* **Records shown**:

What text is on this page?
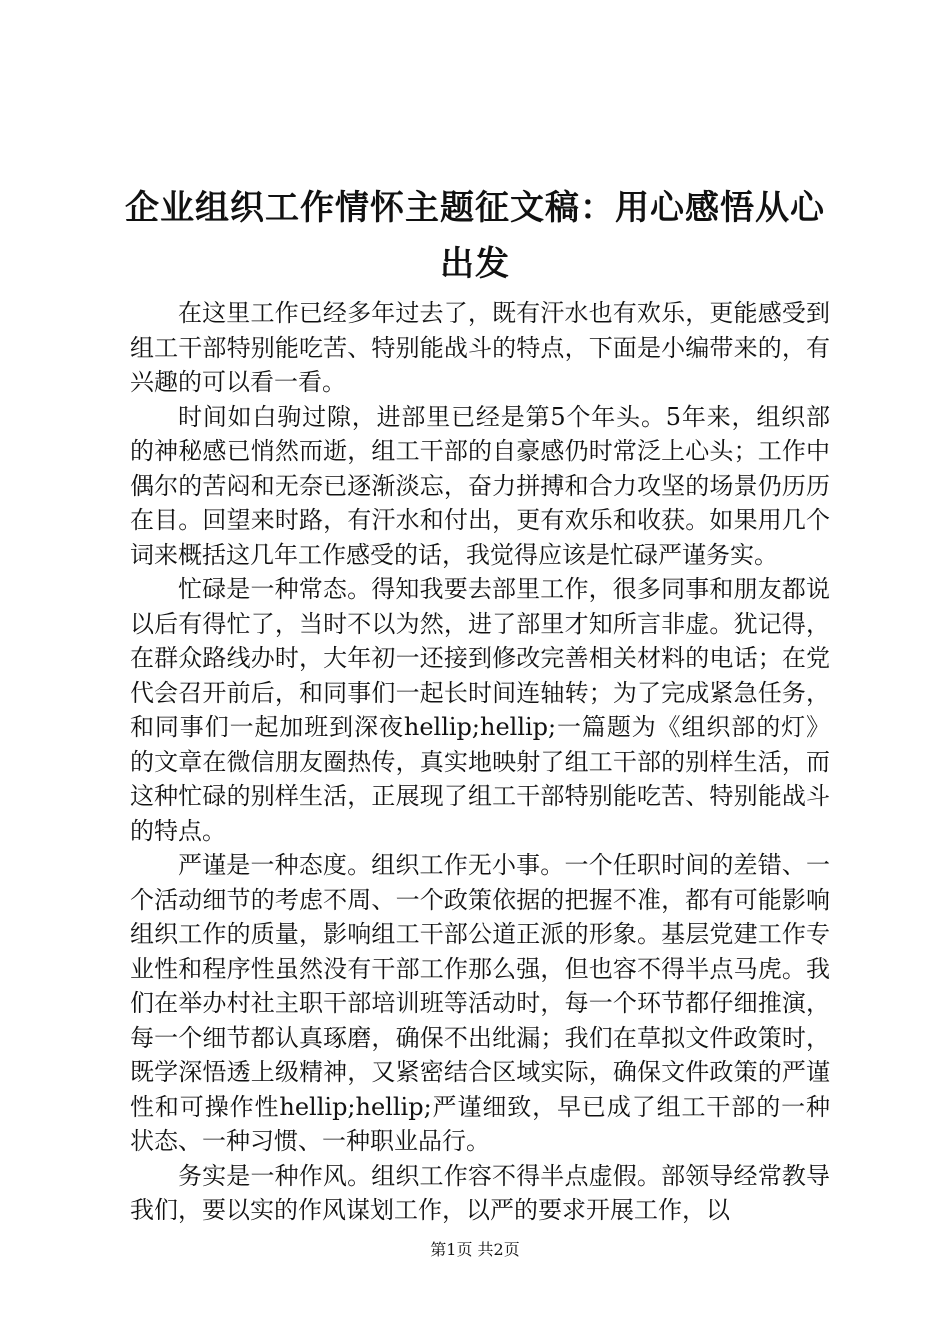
企业组织工作情怀主题征文稿：用心感悟从心出发

在这里工作已经多年过去了，既有汗水也有欢乐，更能感受到组工干部特别能吃苦、特别能战斗的特点，下面是小编带来的，有兴趣的可以看一看。

时间如白驹过隙，进部里已经是第5个年头。5年来，组织部的神秘感已悄然而逝，组工干部的自豪感仍时常泛上心头；工作中偶尔的苦闷和无奈已逐渐淡忘，奋力拼搏和合力攻坚的场景仍历历在目。回望来时路，有汗水和付出，更有欢乐和收获。如果用几个词来概括这几年工作感受的话，我觉得应该是忙碌严谨务实。

忙碌是一种常态。得知我要去部里工作，很多同事和朋友都说以后有得忙了，当时不以为然，进了部里才知所言非虚。犹记得，在群众路线办时，大年初一还接到修改完善相关材料的电话；在党代会召开前后，和同事们一起长时间连轴转；为了完成紧急任务，和同事们一起加班到深夜hellip;hellip;一篇题为《组织部的灯》的文章在微信朋友圈热传，真实地映射了组工干部的别样生活，而这种忙碌的别样生活，正展现了组工干部特别能吃苦、特别能战斗的特点。

严谨是一种态度。组织工作无小事。一个任职时间的差错、一个活动细节的考虑不周、一个政策依据的把握不准，都有可能影响组织工作的质量，影响组工干部公道正派的形象。基层党建工作专业性和程序性虽然没有干部工作那么强，但也容不得半点马虎。我们在举办村社主职干部培训班等活动时，每一个环节都仔细推演，每一个细节都认真琢磨，确保不出纰漏；我们在草拟文件政策时，既学深悟透上级精神，又紧密结合区域实际，确保文件政策的严谨性和可操作性hellip;hellip;严谨细致，早已成了组工干部的一种状态、一种习惯、一种职业品行。

务实是一种作风。组织工作容不得半点虚假。部领导经常教导我们，要以实的作风谋划工作，以严的要求开展工作，以

第1页 共2页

* **What you have to do**: Please write out all the data again word for word, but not the pictures.

* **Solution to this problem**:
What text is on this page?
企业组织工作情怀主题征文稿：用心感悟从心出发

在这里工作已经多年过去了，既有汗水也有欢乐，更能感受到组工干部特别能吃苦、特别能战斗的特点，下面是小编带来的，有兴趣的可以看一看。

时间如白驹过隙，进部里已经是第5个年头。5年来，组织部的神秘感已悄然而逝，组工干部的自豪感仍时常泛上心头；工作中偶尔的苦闷和无奈已逐渐淡忘，奋力拼搏和合力攻坚的场景仍历历在目。回望来时路，有汗水和付出，更有欢乐和收获。如果用几个词来概括这几年工作感受的话，我觉得应该是忙碌严谨务实。

忙碌是一种常态。得知我要去部里工作，很多同事和朋友都说以后有得忙了，当时不以为然，进了部里才知所言非虚。犹记得，在群众路线办时，大年初一还接到修改完善相关材料的电话；在党代会召开前后，和同事们一起长时间连轴转；为了完成紧急任务，和同事们一起加班到深夜hellip;hellip;一篇题为《组织部的灯》的文章在微信朋友圈热传，真实地映射了组工干部的别样生活，而这种忙碌的别样生活，正展现了组工干部特别能吃苦、特别能战斗的特点。

严谨是一种态度。组织工作无小事。一个任职时间的差错、一个活动细节的考虑不周、一个政策依据的把握不准，都有可能影响组织工作的质量，影响组工干部公道正派的形象。基层党建工作专业性和程序性虽然没有干部工作那么强，但也容不得半点马虎。我们在举办村社主职干部培训班等活动时，每一个环节都仔细推演，每一个细节都认真琢磨，确保不出纰漏；我们在草拟文件政策时，既学深悟透上级精神，又紧密结合区域实际，确保文件政策的严谨性和可操作性hellip;hellip;严谨细致，早已成了组工干部的一种状态、一种习惯、一种职业品行。

务实是一种作风。组织工作容不得半点虚假。部领导经常教导我们，要以实的作风谋划工作，以严的要求开展工作，以

第1页 共2页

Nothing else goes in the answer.